Dataset rows about figures:
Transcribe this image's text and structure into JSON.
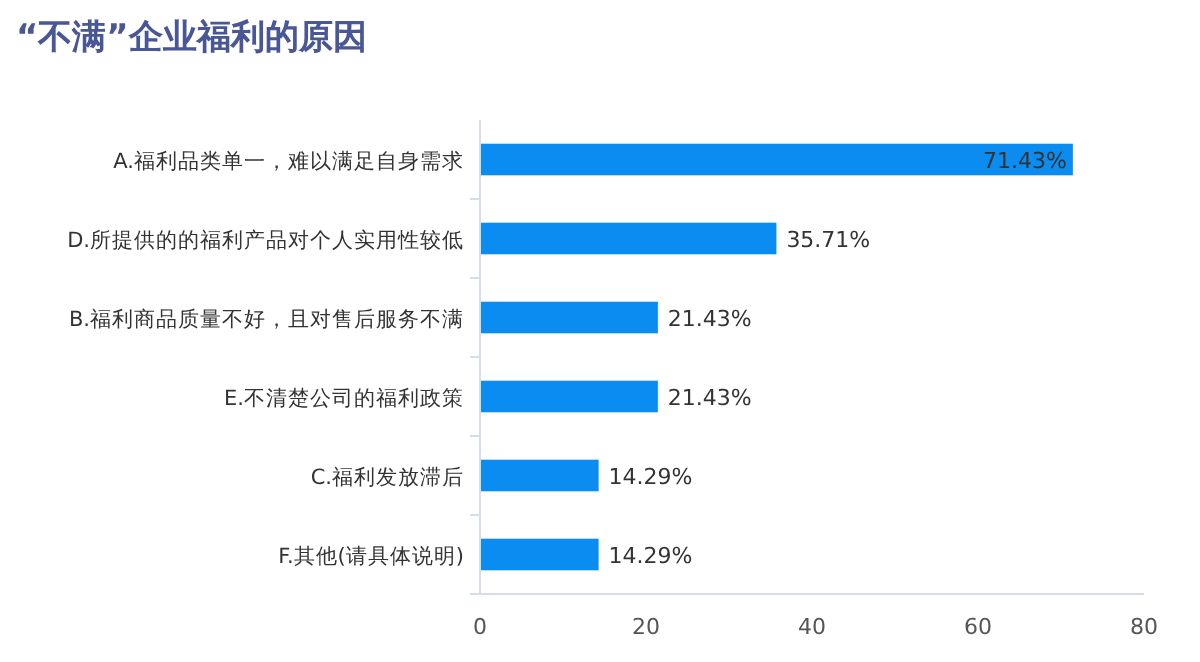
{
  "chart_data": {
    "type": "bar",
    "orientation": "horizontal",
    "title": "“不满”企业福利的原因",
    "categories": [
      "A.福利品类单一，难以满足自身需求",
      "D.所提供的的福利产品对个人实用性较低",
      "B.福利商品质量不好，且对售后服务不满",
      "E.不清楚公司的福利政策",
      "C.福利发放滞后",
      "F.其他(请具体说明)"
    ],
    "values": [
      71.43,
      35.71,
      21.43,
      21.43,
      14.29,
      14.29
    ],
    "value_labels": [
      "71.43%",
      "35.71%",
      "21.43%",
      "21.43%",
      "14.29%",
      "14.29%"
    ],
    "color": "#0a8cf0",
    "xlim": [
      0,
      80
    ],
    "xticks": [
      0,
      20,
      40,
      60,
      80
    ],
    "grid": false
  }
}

--

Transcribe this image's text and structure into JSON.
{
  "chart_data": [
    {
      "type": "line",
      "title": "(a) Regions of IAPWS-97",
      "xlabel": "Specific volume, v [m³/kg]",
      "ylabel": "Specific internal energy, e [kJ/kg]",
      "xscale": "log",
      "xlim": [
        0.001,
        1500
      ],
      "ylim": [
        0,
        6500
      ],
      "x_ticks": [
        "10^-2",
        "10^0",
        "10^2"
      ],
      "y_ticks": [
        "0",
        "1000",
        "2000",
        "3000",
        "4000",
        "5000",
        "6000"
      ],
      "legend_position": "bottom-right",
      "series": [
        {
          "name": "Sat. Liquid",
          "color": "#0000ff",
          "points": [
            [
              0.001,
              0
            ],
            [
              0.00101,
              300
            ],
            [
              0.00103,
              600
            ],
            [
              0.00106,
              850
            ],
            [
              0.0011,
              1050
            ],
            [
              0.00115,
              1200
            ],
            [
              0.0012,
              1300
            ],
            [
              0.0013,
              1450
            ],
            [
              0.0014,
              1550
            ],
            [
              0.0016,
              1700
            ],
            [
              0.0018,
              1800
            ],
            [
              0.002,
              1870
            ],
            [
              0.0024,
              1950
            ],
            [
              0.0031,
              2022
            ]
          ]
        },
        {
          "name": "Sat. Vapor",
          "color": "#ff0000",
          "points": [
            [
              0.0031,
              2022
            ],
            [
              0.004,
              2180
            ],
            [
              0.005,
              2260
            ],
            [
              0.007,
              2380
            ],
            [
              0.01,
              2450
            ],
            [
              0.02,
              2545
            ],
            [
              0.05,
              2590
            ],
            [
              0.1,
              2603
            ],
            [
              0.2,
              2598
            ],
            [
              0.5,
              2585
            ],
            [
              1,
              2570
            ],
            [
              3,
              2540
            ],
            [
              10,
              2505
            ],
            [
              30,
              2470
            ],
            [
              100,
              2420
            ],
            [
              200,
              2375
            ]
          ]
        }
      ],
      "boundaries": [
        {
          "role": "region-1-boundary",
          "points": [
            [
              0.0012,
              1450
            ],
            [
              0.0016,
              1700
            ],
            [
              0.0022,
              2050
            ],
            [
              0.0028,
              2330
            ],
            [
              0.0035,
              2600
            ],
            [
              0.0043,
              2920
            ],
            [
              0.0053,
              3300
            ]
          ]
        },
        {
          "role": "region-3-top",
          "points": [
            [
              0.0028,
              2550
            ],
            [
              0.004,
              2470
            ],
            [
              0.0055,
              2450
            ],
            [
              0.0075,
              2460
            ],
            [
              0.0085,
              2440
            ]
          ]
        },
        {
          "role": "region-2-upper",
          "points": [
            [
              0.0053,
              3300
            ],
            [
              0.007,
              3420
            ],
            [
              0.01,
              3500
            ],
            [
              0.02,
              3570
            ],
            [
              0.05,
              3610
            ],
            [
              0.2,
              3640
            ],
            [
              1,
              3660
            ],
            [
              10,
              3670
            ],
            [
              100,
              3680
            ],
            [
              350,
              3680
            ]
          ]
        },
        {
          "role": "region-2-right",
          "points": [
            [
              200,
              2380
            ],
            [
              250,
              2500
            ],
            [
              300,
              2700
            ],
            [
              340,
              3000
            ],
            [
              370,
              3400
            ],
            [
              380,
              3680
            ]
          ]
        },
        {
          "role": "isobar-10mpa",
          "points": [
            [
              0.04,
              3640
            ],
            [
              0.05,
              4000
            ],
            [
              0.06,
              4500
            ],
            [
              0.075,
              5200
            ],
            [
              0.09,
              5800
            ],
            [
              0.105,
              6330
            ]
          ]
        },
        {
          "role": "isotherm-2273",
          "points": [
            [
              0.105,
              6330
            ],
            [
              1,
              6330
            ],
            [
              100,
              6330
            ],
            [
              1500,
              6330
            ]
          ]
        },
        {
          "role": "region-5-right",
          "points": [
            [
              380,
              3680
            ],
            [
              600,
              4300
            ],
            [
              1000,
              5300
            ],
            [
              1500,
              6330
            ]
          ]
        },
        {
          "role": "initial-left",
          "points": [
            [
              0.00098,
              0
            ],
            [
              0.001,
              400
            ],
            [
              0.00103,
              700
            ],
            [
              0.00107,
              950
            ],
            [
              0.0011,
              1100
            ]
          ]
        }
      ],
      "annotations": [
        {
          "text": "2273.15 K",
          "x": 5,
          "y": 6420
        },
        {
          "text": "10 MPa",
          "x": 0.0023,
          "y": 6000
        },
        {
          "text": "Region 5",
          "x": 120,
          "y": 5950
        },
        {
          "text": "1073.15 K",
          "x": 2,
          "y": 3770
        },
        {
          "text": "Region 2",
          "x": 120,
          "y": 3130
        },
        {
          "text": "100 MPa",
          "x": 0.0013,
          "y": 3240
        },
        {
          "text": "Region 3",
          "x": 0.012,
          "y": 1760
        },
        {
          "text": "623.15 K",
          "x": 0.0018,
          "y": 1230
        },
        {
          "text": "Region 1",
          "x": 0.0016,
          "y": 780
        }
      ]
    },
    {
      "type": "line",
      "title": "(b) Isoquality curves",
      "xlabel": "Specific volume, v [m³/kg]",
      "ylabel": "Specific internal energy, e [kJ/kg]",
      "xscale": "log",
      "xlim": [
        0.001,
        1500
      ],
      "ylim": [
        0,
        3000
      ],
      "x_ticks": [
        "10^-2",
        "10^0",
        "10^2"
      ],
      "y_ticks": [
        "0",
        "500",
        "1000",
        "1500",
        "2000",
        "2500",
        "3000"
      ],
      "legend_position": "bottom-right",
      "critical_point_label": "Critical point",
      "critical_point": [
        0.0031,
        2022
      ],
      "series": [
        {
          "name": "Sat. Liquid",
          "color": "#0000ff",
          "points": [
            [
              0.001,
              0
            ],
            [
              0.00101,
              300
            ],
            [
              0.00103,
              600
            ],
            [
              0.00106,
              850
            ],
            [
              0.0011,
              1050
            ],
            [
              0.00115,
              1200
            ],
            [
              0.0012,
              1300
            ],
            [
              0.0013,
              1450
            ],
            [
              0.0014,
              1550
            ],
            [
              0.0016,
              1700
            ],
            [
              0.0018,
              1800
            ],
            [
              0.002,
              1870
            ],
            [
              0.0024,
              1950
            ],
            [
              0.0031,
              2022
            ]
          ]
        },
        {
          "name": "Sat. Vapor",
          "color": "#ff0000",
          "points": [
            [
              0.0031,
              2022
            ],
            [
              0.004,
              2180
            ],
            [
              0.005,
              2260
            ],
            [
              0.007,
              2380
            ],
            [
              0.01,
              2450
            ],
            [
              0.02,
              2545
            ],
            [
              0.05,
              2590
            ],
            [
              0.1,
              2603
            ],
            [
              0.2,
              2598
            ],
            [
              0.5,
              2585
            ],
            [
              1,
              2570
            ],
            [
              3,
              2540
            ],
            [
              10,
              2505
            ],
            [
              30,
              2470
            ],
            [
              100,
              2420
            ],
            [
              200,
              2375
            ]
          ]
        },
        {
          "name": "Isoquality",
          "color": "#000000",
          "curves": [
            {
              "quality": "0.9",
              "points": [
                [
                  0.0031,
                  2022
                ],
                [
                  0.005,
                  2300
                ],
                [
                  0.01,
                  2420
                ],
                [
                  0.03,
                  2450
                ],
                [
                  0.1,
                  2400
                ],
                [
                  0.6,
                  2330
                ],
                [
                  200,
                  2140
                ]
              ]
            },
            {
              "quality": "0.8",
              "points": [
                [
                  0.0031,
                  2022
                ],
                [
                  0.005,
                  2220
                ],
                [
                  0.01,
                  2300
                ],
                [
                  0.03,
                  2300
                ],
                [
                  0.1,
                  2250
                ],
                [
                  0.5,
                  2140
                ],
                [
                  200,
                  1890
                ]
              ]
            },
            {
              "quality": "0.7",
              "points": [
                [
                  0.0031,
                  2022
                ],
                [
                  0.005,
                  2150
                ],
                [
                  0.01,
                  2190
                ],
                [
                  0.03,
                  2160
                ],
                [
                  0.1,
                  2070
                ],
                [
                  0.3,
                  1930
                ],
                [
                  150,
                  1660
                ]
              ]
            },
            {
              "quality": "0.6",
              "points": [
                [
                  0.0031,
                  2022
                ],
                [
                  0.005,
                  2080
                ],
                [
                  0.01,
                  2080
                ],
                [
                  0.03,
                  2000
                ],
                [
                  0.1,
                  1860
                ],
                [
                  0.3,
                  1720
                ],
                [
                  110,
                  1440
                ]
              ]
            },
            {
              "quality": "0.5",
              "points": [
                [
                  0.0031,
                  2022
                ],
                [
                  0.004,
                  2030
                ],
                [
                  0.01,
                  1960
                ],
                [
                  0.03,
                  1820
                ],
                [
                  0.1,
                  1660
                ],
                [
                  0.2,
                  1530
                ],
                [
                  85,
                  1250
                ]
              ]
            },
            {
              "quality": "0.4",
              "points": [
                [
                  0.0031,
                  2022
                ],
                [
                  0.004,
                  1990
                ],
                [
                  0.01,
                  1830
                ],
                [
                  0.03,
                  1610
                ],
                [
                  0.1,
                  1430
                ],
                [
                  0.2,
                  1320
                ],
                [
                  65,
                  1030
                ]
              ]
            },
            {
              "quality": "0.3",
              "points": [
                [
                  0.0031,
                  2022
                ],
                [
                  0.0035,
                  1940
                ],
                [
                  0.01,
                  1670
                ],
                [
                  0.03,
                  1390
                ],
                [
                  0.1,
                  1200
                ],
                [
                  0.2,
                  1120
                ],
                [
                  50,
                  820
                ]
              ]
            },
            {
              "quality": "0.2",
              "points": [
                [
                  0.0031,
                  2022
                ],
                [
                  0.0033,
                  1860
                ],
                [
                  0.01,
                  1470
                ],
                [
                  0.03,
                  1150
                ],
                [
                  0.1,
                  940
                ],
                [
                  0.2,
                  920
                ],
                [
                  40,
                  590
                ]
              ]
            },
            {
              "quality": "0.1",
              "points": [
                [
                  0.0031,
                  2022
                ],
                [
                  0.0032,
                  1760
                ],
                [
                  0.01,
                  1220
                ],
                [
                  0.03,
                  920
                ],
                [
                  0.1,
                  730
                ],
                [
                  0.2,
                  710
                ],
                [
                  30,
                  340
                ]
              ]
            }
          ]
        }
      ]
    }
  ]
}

* * *

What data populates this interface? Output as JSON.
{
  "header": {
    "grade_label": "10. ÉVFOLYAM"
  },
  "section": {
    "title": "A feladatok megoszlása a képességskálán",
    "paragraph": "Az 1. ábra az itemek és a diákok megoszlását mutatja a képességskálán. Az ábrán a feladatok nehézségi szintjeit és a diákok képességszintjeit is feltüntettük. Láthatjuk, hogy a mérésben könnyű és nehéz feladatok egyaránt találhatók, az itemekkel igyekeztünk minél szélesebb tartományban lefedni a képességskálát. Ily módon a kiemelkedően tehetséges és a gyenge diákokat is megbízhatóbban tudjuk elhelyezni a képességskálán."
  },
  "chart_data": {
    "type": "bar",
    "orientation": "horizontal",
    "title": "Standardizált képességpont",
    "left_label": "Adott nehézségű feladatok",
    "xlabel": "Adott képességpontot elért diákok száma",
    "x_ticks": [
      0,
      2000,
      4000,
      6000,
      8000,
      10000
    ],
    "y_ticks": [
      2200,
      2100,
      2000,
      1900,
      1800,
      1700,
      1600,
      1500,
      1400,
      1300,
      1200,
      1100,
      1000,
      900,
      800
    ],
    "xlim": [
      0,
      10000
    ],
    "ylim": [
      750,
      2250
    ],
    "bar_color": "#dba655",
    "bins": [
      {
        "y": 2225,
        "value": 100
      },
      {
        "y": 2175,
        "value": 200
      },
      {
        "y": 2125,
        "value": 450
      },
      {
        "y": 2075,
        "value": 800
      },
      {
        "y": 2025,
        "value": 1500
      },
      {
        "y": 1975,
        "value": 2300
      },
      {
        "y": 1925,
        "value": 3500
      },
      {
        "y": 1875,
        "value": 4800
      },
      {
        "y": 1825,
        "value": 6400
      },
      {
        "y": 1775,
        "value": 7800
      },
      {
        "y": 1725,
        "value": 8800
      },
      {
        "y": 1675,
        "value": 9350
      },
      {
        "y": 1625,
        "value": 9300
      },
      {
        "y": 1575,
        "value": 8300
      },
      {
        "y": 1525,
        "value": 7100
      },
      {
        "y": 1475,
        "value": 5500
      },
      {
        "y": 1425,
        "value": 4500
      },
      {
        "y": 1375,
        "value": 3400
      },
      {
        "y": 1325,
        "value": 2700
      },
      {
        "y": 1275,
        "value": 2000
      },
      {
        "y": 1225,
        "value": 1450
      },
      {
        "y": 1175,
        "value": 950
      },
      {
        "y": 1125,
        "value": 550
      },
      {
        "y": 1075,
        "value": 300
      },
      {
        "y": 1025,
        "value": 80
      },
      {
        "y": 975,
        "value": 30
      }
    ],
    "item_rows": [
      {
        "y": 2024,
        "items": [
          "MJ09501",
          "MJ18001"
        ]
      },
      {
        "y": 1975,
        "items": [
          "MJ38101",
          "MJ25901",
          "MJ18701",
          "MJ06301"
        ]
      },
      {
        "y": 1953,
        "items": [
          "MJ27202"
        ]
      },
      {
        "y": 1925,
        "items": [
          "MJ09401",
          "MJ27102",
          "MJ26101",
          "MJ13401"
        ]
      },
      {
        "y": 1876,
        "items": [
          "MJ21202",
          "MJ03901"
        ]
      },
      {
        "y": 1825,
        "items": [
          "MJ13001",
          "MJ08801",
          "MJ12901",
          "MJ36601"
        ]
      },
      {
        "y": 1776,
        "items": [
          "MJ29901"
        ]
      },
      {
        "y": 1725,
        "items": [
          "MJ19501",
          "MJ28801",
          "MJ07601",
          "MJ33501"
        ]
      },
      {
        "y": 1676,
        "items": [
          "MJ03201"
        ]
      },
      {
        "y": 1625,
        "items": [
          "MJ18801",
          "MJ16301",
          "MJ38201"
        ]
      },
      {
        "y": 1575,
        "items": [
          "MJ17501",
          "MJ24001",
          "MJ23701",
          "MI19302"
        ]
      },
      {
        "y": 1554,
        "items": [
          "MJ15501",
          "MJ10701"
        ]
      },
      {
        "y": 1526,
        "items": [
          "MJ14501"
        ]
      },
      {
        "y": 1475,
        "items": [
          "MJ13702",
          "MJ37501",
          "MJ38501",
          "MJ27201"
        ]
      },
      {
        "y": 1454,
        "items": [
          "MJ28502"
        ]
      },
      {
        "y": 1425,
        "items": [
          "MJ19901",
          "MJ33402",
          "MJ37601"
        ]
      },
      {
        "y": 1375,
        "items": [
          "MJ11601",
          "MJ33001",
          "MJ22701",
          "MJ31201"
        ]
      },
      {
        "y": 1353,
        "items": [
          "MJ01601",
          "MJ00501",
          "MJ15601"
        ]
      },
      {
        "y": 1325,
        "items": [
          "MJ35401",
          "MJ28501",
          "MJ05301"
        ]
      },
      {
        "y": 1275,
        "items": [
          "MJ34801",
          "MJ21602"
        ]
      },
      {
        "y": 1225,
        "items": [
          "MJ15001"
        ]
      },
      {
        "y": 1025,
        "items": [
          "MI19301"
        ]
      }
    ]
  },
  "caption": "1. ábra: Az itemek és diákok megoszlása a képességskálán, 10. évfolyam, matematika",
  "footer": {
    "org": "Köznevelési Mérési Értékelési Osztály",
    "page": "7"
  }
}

**Short problem**
Where a line in the entries holds the word "itemek", copy that line.

**Response to this exercise**
    "paragraph": "Az 1. ábra az itemek és a diákok megoszlását mutatja a képességskálán. Az ábrán a feladatok nehézségi szintjeit és a diákok képességszintjeit is feltüntettük. Láthatjuk, hogy a mérésben könnyű és nehéz feladatok egyaránt találhatók, az itemekkel igyekeztünk minél szélesebb tartományban lefedni a képességskálát. Ily módon a kiemelkedően tehetséges és a gyenge diákokat is megbízhatóbban tudjuk elhelyezni a képességskálán."
  "caption": "1. ábra: Az itemek és diákok megoszlása a képességskálán, 10. évfolyam, matematika",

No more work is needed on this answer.